═════ INPUT FOR THIS TASK

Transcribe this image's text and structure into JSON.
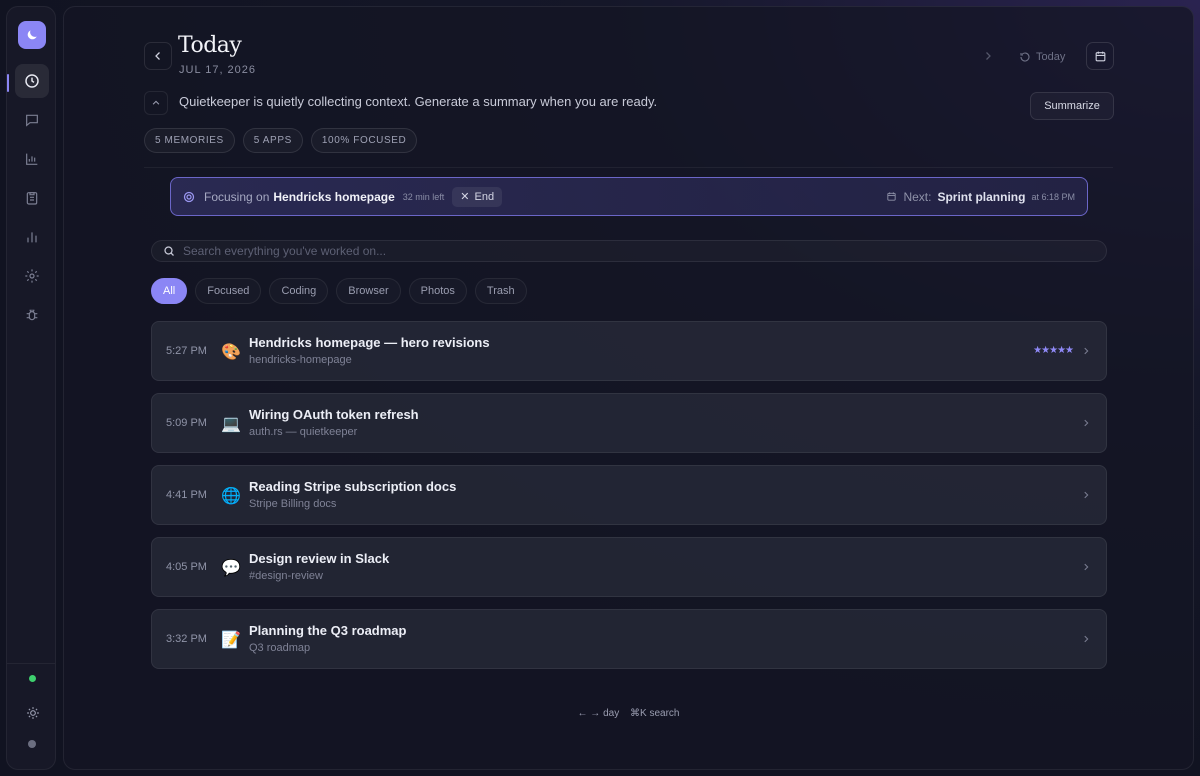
{
  "sidebar": {
    "items": [
      {
        "icon": "clock-icon",
        "name": "nav-timeline"
      },
      {
        "icon": "chat-icon",
        "name": "nav-chat"
      },
      {
        "icon": "bar-chart-icon",
        "name": "nav-insights"
      },
      {
        "icon": "clipboard-icon",
        "name": "nav-tasks"
      },
      {
        "icon": "stats-icon",
        "name": "nav-stats"
      },
      {
        "icon": "gear-icon",
        "name": "nav-settings"
      },
      {
        "icon": "bug-icon",
        "name": "nav-debug"
      }
    ],
    "status_color": "#3ecf6e"
  },
  "header": {
    "title": "Today",
    "date": "JUL 17, 2026",
    "today_label": "Today"
  },
  "summary": {
    "text": "Quietkeeper is quietly collecting context. Generate a summary when you are ready.",
    "button_label": "Summarize"
  },
  "chips": [
    "5 MEMORIES",
    "5 APPS",
    "100% FOCUSED"
  ],
  "focus": {
    "prefix": "Focusing on",
    "task": "Hendricks homepage",
    "time_left": "32 min left",
    "end_label": "End",
    "next_label": "Next:",
    "next_task": "Sprint planning",
    "next_time": "at 6:18 PM"
  },
  "search": {
    "placeholder": "Search everything you've worked on..."
  },
  "filters": [
    {
      "label": "All",
      "active": true
    },
    {
      "label": "Focused",
      "active": false
    },
    {
      "label": "Coding",
      "active": false
    },
    {
      "label": "Browser",
      "active": false
    },
    {
      "label": "Photos",
      "active": false
    },
    {
      "label": "Trash",
      "active": false
    }
  ],
  "memories": [
    {
      "time": "5:27 PM",
      "emoji": "🎨",
      "title": "Hendricks homepage — hero revisions",
      "subtitle": "hendricks-homepage",
      "stars": "★★★★★"
    },
    {
      "time": "5:09 PM",
      "emoji": "💻",
      "title": "Wiring OAuth token refresh",
      "subtitle": "auth.rs — quietkeeper",
      "stars": ""
    },
    {
      "time": "4:41 PM",
      "emoji": "🌐",
      "title": "Reading Stripe subscription docs",
      "subtitle": "Stripe Billing docs",
      "stars": ""
    },
    {
      "time": "4:05 PM",
      "emoji": "💬",
      "title": "Design review in Slack",
      "subtitle": "#design-review",
      "stars": ""
    },
    {
      "time": "3:32 PM",
      "emoji": "📝",
      "title": "Planning the Q3 roadmap",
      "subtitle": "Q3 roadmap",
      "stars": ""
    }
  ],
  "hints": {
    "day": "← → day",
    "search": "⌘K search"
  },
  "colors": {
    "accent": "#8b86f5",
    "background": "#111321"
  }
}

══════════

§ **TASK PROMPT**
Without the pictures, retype the whole of the material above exactly.

§ **SOLUTION TO THE EXERCISE**
Transcribe this image's text and structure into JSON.
{
  "sidebar": {
    "items": [
      {
        "icon": "clock-icon",
        "name": "nav-timeline"
      },
      {
        "icon": "chat-icon",
        "name": "nav-chat"
      },
      {
        "icon": "bar-chart-icon",
        "name": "nav-insights"
      },
      {
        "icon": "clipboard-icon",
        "name": "nav-tasks"
      },
      {
        "icon": "stats-icon",
        "name": "nav-stats"
      },
      {
        "icon": "gear-icon",
        "name": "nav-settings"
      },
      {
        "icon": "bug-icon",
        "name": "nav-debug"
      }
    ],
    "status_color": "#3ecf6e"
  },
  "header": {
    "title": "Today",
    "date": "JUL 17, 2026",
    "today_label": "Today"
  },
  "summary": {
    "text": "Quietkeeper is quietly collecting context. Generate a summary when you are ready.",
    "button_label": "Summarize"
  },
  "chips": [
    "5 MEMORIES",
    "5 APPS",
    "100% FOCUSED"
  ],
  "focus": {
    "prefix": "Focusing on",
    "task": "Hendricks homepage",
    "time_left": "32 min left",
    "end_label": "End",
    "next_label": "Next:",
    "next_task": "Sprint planning",
    "next_time": "at 6:18 PM"
  },
  "search": {
    "placeholder": "Search everything you've worked on..."
  },
  "filters": [
    {
      "label": "All",
      "active": true
    },
    {
      "label": "Focused",
      "active": false
    },
    {
      "label": "Coding",
      "active": false
    },
    {
      "label": "Browser",
      "active": false
    },
    {
      "label": "Photos",
      "active": false
    },
    {
      "label": "Trash",
      "active": false
    }
  ],
  "memories": [
    {
      "time": "5:27 PM",
      "emoji": "🎨",
      "title": "Hendricks homepage — hero revisions",
      "subtitle": "hendricks-homepage",
      "stars": "★★★★★"
    },
    {
      "time": "5:09 PM",
      "emoji": "💻",
      "title": "Wiring OAuth token refresh",
      "subtitle": "auth.rs — quietkeeper",
      "stars": ""
    },
    {
      "time": "4:41 PM",
      "emoji": "🌐",
      "title": "Reading Stripe subscription docs",
      "subtitle": "Stripe Billing docs",
      "stars": ""
    },
    {
      "time": "4:05 PM",
      "emoji": "💬",
      "title": "Design review in Slack",
      "subtitle": "#design-review",
      "stars": ""
    },
    {
      "time": "3:32 PM",
      "emoji": "📝",
      "title": "Planning the Q3 roadmap",
      "subtitle": "Q3 roadmap",
      "stars": ""
    }
  ],
  "hints": {
    "day": "← → day",
    "search": "⌘K search"
  },
  "colors": {
    "accent": "#8b86f5",
    "background": "#111321"
  }
}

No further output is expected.